→ Request
Using the records that follow, copy every line containing the word "预期有所恶化".

→ Given records
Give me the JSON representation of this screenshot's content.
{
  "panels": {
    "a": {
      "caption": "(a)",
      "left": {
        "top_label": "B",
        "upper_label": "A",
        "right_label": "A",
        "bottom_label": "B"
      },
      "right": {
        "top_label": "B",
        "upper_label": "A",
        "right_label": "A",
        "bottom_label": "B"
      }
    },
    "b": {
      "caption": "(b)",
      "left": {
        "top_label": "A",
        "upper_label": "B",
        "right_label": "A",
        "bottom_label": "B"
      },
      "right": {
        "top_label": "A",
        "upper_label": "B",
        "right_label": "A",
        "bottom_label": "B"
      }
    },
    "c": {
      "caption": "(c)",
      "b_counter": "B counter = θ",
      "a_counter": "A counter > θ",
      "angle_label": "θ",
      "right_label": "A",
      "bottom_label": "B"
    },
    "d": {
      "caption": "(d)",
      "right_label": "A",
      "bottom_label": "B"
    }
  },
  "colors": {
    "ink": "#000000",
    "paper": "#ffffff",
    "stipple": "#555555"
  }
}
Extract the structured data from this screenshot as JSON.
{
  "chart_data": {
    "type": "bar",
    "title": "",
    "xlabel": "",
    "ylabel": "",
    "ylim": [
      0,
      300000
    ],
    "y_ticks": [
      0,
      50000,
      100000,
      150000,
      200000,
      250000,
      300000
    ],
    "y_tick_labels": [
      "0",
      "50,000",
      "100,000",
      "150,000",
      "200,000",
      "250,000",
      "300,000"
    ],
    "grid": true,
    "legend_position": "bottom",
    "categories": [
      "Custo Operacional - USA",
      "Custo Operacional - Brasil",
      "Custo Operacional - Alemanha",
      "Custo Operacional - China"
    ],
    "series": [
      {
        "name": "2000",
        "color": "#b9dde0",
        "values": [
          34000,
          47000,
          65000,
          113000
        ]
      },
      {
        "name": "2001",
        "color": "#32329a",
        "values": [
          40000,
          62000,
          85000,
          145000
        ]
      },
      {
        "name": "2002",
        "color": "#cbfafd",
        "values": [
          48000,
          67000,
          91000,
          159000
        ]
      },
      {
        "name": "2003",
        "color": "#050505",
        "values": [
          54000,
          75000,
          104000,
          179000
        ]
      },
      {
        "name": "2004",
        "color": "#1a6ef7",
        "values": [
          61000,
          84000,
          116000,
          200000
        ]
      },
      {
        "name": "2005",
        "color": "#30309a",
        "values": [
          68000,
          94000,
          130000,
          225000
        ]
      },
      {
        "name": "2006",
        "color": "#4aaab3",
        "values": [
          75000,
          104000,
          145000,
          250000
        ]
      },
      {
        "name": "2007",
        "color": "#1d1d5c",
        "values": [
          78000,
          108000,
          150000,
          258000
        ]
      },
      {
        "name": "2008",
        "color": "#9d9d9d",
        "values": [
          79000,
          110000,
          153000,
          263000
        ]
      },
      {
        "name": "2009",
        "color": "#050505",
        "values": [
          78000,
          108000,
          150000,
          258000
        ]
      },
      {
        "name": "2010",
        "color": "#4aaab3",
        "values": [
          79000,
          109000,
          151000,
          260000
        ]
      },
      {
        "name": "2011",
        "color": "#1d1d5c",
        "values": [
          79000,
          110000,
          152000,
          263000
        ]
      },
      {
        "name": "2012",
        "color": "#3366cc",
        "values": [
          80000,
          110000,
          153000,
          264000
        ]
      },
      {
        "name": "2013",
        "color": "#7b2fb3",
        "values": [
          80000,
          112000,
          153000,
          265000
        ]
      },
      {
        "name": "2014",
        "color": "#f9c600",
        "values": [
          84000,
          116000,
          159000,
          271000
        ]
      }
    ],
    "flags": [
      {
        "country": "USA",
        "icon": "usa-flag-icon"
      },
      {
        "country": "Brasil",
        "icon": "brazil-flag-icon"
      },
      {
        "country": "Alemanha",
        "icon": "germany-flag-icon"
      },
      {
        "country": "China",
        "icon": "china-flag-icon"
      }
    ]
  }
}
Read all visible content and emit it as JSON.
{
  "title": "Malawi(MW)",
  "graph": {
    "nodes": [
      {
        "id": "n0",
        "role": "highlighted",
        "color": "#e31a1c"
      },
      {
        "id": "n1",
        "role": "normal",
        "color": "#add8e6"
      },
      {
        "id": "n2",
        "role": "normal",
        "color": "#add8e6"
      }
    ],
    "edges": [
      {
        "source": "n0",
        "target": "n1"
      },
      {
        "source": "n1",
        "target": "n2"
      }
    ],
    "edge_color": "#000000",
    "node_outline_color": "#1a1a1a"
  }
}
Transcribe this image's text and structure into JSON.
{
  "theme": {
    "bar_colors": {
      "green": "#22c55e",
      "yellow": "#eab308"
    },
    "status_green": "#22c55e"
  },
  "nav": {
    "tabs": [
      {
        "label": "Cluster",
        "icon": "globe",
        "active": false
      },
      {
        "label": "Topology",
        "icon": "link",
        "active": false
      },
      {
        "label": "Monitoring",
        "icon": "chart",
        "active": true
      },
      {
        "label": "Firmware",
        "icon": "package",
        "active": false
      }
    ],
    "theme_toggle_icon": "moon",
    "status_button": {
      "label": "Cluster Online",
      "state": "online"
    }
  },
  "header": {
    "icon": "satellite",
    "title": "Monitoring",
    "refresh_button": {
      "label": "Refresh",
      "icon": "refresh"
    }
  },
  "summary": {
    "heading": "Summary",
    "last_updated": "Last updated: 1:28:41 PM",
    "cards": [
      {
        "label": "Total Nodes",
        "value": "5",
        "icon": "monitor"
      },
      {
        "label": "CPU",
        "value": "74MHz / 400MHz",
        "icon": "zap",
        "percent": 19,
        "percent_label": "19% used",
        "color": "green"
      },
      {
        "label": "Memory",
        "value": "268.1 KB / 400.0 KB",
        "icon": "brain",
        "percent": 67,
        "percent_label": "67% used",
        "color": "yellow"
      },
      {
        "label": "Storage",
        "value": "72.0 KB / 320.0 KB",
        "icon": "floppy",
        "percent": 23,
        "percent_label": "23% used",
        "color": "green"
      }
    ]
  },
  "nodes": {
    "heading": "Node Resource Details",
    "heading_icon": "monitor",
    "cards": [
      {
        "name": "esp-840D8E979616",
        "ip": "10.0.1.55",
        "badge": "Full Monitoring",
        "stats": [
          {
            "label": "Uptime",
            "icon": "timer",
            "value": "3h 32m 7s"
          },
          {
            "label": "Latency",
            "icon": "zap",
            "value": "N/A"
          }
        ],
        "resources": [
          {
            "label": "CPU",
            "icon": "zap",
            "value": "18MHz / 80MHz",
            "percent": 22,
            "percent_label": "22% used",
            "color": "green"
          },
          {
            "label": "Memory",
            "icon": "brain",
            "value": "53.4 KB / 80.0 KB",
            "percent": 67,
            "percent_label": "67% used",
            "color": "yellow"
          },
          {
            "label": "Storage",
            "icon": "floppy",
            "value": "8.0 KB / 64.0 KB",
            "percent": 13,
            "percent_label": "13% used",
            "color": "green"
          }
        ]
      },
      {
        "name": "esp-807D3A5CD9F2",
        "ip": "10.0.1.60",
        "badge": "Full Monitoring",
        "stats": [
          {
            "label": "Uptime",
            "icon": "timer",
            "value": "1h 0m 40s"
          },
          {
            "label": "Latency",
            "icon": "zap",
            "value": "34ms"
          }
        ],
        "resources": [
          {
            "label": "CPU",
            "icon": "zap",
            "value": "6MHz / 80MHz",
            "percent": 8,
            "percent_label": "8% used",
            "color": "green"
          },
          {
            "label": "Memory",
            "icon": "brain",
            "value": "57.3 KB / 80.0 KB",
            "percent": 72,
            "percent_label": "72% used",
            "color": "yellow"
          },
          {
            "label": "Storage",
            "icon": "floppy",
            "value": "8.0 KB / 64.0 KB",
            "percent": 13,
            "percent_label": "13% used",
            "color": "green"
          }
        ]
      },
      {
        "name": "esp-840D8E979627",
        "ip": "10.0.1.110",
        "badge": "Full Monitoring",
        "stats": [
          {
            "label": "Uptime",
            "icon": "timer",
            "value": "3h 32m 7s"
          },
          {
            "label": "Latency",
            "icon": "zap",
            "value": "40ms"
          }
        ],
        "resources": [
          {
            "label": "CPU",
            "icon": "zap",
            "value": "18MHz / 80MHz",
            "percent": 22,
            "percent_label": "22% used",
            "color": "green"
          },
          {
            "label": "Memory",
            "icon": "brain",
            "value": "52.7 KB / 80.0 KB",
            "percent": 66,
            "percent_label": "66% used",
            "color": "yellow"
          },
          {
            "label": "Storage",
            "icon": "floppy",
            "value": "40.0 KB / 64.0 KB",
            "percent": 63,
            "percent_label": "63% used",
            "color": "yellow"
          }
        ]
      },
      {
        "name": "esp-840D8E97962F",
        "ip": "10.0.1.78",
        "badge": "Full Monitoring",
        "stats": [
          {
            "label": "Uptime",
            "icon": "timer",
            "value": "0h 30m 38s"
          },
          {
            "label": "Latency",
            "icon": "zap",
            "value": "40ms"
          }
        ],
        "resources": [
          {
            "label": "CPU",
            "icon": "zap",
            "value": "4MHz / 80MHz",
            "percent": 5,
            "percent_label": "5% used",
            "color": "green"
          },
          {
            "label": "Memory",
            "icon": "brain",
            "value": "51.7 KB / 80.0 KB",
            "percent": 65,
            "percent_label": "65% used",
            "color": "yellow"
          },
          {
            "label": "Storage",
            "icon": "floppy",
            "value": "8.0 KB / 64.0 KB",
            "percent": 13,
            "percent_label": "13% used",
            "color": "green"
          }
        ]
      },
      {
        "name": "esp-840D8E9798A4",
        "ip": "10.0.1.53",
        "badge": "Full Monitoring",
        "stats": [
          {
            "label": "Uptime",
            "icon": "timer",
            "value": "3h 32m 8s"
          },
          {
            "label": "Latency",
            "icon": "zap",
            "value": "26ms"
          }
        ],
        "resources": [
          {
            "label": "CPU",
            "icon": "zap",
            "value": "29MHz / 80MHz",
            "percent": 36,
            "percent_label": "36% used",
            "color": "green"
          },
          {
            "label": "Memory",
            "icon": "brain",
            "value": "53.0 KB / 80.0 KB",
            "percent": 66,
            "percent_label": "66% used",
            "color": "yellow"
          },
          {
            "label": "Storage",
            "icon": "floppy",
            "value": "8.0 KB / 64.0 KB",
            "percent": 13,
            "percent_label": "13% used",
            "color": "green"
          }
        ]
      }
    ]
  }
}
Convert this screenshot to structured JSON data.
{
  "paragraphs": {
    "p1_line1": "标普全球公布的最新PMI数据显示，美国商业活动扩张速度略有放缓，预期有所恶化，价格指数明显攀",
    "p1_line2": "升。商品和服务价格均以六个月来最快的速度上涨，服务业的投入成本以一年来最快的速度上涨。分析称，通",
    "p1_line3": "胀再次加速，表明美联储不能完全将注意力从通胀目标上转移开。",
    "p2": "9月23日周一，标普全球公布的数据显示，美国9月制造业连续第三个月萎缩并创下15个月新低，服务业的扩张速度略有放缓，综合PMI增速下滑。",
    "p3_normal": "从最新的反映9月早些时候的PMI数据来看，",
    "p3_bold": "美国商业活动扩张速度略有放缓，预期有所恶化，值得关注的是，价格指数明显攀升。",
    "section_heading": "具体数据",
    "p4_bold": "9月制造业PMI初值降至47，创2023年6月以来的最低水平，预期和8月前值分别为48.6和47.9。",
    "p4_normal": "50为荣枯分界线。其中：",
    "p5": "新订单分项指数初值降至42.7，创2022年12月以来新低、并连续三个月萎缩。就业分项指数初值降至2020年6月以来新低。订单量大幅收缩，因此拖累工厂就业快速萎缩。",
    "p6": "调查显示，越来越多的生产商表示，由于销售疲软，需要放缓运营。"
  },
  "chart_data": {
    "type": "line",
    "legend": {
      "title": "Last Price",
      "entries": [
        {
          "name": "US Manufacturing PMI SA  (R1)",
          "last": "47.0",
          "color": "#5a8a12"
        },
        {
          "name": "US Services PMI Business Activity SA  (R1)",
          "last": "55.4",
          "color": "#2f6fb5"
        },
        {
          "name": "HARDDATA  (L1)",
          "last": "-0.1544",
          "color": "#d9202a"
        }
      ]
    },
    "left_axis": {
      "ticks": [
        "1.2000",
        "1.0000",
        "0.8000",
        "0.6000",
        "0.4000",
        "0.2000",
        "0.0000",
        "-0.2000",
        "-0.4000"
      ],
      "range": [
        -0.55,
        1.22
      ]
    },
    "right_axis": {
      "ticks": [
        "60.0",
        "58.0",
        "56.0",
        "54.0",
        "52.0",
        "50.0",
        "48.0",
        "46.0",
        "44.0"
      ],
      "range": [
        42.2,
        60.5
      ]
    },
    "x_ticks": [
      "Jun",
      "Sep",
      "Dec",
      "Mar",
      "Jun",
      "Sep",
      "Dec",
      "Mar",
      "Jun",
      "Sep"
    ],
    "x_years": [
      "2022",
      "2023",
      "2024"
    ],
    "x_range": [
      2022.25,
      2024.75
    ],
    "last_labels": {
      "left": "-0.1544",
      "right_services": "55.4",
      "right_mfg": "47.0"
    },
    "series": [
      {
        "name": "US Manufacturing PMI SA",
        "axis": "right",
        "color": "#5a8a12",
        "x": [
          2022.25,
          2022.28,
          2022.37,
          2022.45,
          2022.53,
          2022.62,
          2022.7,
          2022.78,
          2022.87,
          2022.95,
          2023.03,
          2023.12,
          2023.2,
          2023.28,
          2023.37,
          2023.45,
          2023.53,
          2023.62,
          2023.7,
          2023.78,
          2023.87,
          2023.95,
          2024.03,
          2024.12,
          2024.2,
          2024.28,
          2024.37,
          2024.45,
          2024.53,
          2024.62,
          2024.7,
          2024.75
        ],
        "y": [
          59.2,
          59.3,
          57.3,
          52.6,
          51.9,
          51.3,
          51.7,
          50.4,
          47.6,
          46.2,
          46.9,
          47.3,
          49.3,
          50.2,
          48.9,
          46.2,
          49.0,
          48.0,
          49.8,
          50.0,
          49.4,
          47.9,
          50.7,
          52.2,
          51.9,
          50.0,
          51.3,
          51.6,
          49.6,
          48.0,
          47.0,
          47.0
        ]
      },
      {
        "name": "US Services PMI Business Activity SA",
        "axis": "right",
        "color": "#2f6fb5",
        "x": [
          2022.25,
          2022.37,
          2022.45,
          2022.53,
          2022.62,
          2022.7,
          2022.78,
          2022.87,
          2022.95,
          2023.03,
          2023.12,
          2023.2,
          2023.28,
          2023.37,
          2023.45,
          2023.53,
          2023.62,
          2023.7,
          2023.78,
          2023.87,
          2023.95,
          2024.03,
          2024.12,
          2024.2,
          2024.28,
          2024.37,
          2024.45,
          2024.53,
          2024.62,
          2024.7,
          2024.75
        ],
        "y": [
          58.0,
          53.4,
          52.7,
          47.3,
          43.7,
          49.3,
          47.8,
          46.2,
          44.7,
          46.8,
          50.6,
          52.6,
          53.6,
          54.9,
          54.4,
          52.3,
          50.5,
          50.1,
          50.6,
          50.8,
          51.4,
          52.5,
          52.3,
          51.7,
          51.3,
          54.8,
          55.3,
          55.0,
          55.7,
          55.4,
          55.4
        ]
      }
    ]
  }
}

→ The reply
    "p1_line1": "标普全球公布的最新PMI数据显示，美国商业活动扩张速度略有放缓，预期有所恶化，价格指数明显攀",
    "p3_bold": "美国商业活动扩张速度略有放缓，预期有所恶化，值得关注的是，价格指数明显攀升。",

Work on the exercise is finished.